(begin)

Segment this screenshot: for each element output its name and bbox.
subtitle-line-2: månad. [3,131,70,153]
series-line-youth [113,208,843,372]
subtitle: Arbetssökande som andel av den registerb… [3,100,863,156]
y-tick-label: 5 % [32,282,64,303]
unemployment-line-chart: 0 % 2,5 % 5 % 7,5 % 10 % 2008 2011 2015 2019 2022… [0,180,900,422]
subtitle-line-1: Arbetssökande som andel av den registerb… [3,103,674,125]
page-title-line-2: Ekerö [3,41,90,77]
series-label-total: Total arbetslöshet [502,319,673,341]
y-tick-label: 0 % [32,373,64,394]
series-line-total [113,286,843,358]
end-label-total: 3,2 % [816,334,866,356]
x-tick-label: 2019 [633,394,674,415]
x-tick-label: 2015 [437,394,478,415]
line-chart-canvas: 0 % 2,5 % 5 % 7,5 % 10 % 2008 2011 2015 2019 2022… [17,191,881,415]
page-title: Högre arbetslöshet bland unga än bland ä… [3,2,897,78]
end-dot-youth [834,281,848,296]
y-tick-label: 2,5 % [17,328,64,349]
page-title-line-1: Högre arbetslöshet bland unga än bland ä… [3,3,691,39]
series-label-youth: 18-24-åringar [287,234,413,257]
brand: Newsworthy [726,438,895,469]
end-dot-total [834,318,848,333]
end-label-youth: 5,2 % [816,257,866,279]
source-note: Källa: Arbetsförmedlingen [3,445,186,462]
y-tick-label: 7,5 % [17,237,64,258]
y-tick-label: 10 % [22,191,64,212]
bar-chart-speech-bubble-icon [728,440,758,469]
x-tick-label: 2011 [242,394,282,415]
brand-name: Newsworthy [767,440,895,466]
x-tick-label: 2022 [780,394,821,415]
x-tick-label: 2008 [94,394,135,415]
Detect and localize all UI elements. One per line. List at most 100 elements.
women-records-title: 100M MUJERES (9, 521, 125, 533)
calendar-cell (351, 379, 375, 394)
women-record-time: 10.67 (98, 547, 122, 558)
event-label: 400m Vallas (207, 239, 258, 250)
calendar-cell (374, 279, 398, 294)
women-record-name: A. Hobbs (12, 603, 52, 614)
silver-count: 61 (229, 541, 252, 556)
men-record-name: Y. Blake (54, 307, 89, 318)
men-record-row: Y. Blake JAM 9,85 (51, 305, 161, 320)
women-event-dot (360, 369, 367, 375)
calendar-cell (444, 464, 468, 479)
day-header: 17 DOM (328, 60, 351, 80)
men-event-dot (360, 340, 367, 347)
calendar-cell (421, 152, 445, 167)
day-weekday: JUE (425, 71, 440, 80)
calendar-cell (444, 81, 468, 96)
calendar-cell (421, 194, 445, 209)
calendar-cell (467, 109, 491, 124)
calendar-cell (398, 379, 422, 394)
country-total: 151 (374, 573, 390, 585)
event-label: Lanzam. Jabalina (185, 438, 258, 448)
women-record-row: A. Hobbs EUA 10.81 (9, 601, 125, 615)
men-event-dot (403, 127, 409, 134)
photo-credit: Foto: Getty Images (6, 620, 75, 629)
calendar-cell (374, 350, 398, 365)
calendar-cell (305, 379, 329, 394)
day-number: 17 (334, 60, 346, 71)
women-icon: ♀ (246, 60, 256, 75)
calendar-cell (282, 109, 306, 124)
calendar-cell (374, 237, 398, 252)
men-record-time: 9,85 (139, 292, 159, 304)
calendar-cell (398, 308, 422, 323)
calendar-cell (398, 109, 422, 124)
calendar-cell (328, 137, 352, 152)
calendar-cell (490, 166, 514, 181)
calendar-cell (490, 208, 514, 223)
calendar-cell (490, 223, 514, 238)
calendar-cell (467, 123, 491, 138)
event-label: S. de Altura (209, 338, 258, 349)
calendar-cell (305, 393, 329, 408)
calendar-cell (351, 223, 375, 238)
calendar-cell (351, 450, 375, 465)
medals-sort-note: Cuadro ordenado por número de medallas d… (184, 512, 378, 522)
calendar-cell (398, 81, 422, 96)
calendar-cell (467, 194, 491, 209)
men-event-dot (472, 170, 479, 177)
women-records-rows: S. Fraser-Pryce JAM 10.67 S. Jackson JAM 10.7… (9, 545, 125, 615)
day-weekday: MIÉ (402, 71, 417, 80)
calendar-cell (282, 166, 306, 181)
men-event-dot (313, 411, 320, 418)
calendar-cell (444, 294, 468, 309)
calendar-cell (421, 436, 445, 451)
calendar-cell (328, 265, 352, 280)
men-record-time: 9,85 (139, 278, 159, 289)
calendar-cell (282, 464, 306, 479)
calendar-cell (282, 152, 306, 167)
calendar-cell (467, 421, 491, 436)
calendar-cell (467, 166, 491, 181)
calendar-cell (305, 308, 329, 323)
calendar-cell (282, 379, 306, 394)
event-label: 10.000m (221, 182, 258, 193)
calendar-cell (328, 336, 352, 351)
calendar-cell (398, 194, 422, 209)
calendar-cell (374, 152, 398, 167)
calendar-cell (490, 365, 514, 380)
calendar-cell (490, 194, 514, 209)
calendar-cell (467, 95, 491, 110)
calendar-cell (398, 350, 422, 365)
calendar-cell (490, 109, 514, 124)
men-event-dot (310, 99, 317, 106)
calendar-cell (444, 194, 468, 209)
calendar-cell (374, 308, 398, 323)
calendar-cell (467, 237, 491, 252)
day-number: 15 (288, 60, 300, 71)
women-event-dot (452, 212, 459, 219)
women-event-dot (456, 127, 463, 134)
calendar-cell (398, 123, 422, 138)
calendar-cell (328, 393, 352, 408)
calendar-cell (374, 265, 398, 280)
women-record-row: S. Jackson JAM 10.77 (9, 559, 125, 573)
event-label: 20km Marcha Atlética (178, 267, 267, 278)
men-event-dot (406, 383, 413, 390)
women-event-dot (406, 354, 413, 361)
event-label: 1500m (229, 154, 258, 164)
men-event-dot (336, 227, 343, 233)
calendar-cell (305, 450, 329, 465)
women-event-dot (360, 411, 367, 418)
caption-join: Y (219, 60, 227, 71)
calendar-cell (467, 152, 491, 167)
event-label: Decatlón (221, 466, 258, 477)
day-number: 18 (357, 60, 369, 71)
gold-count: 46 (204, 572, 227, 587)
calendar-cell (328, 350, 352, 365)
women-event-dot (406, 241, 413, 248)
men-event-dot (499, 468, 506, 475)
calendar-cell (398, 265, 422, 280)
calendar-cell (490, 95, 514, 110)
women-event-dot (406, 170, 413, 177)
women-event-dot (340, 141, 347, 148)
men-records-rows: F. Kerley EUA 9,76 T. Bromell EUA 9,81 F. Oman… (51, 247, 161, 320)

(end)

Please put every line of the data above into a numbered list, skipping any blank lines.

1. Segment this screenshot: for each element output its name and bbox.
2. subtitle-line-2: månad. [3,131,70,153]
3. series-line-youth [113,208,843,372]
4. subtitle: Arbetssökande som andel av den registerb… [3,100,863,156]
5. y-tick-label: 5 % [32,282,64,303]
6. unemployment-line-chart: 0 % 2,5 % 5 % 7,5 % 10 % 2008 2011 2015 2019 2022… [0,180,900,422]
7. subtitle-line-1: Arbetssökande som andel av den registerb… [3,103,674,125]
8. page-title-line-2: Ekerö [3,41,90,77]
9. series-label-total: Total arbetslöshet [502,319,673,341]
10. y-tick-label: 0 % [32,373,64,394]
11. series-line-total [113,286,843,358]
12. end-label-total: 3,2 % [816,334,866,356]
13. x-tick-label: 2019 [633,394,674,415]
14. x-tick-label: 2015 [437,394,478,415]
15. line-chart-canvas: 0 % 2,5 % 5 % 7,5 % 10 % 2008 2011 2015 2019 2022… [17,191,881,415]
16. page-title: Högre arbetslöshet bland unga än bland ä… [3,2,897,78]
17. end-dot-youth [834,281,848,296]
18. y-tick-label: 2,5 % [17,328,64,349]
19. page-title-line-1: Högre arbetslöshet bland unga än bland ä… [3,3,691,39]
20. series-label-youth: 18-24-åringar [287,234,413,257]
21. brand: Newsworthy [726,438,895,469]
22. end-dot-total [834,318,848,333]
23. end-label-youth: 5,2 % [816,257,866,279]
24. source-note: Källa: Arbetsförmedlingen [3,445,186,462]
25. y-tick-label: 7,5 % [17,237,64,258]
26. y-tick-label: 10 % [22,191,64,212]
27. bar-chart-speech-bubble-icon [728,440,758,469]
28. x-tick-label: 2011 [242,394,282,415]
29. brand-name: Newsworthy [767,440,895,466]
30. x-tick-label: 2022 [780,394,821,415]
31. x-tick-label: 2008 [94,394,135,415]
32. Detect and localize all UI elements. One per line. List at most 100 elements.
33. women-records-title: 100M MUJERES (9, 521, 125, 533)
34. calendar-cell (351, 379, 375, 394)
35. women-record-time: 10.67 (98, 547, 122, 558)
36. event-label: 400m Vallas (207, 239, 258, 250)
37. calendar-cell (374, 279, 398, 294)
38. women-record-name: A. Hobbs (12, 603, 52, 614)
39. silver-count: 61 (229, 541, 252, 556)
40. men-record-name: Y. Blake (54, 307, 89, 318)
41. men-record-row: Y. Blake JAM 9,85 (51, 305, 161, 320)
42. women-event-dot (360, 369, 367, 375)
43. calendar-cell (444, 464, 468, 479)
44. day-header: 17 DOM (328, 60, 351, 80)
45. men-event-dot (360, 340, 367, 347)
46. calendar-cell (421, 152, 445, 167)
47. day-weekday: JUE (425, 71, 440, 80)
48. calendar-cell (444, 81, 468, 96)
49. calendar-cell (421, 194, 445, 209)
50. calendar-cell (467, 109, 491, 124)
51. calendar-cell (398, 379, 422, 394)
52. country-total: 151 (374, 573, 390, 585)
53. event-label: Lanzam. Jabalina (185, 438, 258, 448)
54. women-record-row: A. Hobbs EUA 10.81 (9, 601, 125, 615)
55. men-event-dot (403, 127, 409, 134)
56. photo-credit: Foto: Getty Images (6, 620, 75, 629)
57. calendar-cell (374, 350, 398, 365)
58. calendar-cell (305, 379, 329, 394)
59. day-number: 17 (334, 60, 346, 71)
60. women-icon: ♀ (246, 60, 256, 75)
61. calendar-cell (282, 109, 306, 124)
62. calendar-cell (374, 237, 398, 252)
63. men-record-time: 9,85 (139, 292, 159, 304)
64. calendar-cell (398, 308, 422, 323)
65. calendar-cell (398, 109, 422, 124)
66. calendar-cell (328, 137, 352, 152)
67. calendar-cell (490, 166, 514, 181)
68. calendar-cell (490, 208, 514, 223)
69. calendar-cell (490, 223, 514, 238)
70. calendar-cell (467, 123, 491, 138)
71. event-label: S. de Altura (209, 338, 258, 349)
72. calendar-cell (305, 393, 329, 408)
73. calendar-cell (351, 223, 375, 238)
74. calendar-cell (351, 450, 375, 465)
75. medals-sort-note: Cuadro ordenado por número de medallas d… (184, 512, 378, 522)
76. calendar-cell (398, 81, 422, 96)
77. calendar-cell (467, 194, 491, 209)
78. men-event-dot (472, 170, 479, 177)
79. women-records-rows: S. Fraser-Pryce JAM 10.67 S. Jackson JAM 10.7… (9, 545, 125, 615)
80. day-weekday: MIÉ (402, 71, 417, 80)
81. calendar-cell (282, 166, 306, 181)
82. men-event-dot (313, 411, 320, 418)
83. calendar-cell (444, 294, 468, 309)
84. calendar-cell (421, 436, 445, 451)
85. calendar-cell (328, 265, 352, 280)
86. men-record-time: 9,85 (139, 278, 159, 289)
87. calendar-cell (282, 464, 306, 479)
88. calendar-cell (282, 152, 306, 167)
89. calendar-cell (467, 421, 491, 436)
90. calendar-cell (467, 166, 491, 181)
91. calendar-cell (305, 308, 329, 323)
92. calendar-cell (282, 379, 306, 394)
93. event-label: 10.000m (221, 182, 258, 193)
94. calendar-cell (328, 336, 352, 351)
95. calendar-cell (398, 194, 422, 209)
96. calendar-cell (374, 152, 398, 167)
97. calendar-cell (490, 365, 514, 380)
98. calendar-cell (490, 194, 514, 209)
99. calendar-cell (467, 95, 491, 110)
100. calendar-cell (398, 350, 422, 365)
101. calendar-cell (490, 109, 514, 124)
102. men-event-dot (310, 99, 317, 106)
103. calendar-cell (444, 194, 468, 209)
104. calendar-cell (374, 308, 398, 323)
105. calendar-cell (467, 237, 491, 252)
106. day-number: 15 (288, 60, 300, 71)
107. women-event-dot (452, 212, 459, 219)
108. women-event-dot (456, 127, 463, 134)
109. calendar-cell (398, 123, 422, 138)
110. calendar-cell (328, 393, 352, 408)
111. calendar-cell (374, 265, 398, 280)
112. women-record-row: S. Jackson JAM 10.77 (9, 559, 125, 573)
113. event-label: 20km Marcha Atlética (178, 267, 267, 278)
114. men-event-dot (406, 383, 413, 390)
115. women-event-dot (406, 354, 413, 361)
116. event-label: 1500m (229, 154, 258, 164)
117. men-event-dot (336, 227, 343, 233)
118. calendar-cell (305, 450, 329, 465)
119. women-event-dot (360, 411, 367, 418)
120. caption-join: Y (219, 60, 227, 71)
121. calendar-cell (467, 152, 491, 167)
122. event-label: Decatlón (221, 466, 258, 477)
123. day-number: 18 (357, 60, 369, 71)
124. gold-count: 46 (204, 572, 227, 587)
125. calendar-cell (328, 350, 352, 365)
126. women-event-dot (406, 241, 413, 248)
127. men-event-dot (499, 468, 506, 475)
128. calendar-cell (398, 265, 422, 280)
129. calendar-cell (490, 95, 514, 110)
130. women-event-dot (406, 170, 413, 177)
131. women-event-dot (340, 141, 347, 148)
132. men-records-rows: F. Kerley EUA 9,76 T. Bromell EUA 9,81 F. Oman… (51, 247, 161, 320)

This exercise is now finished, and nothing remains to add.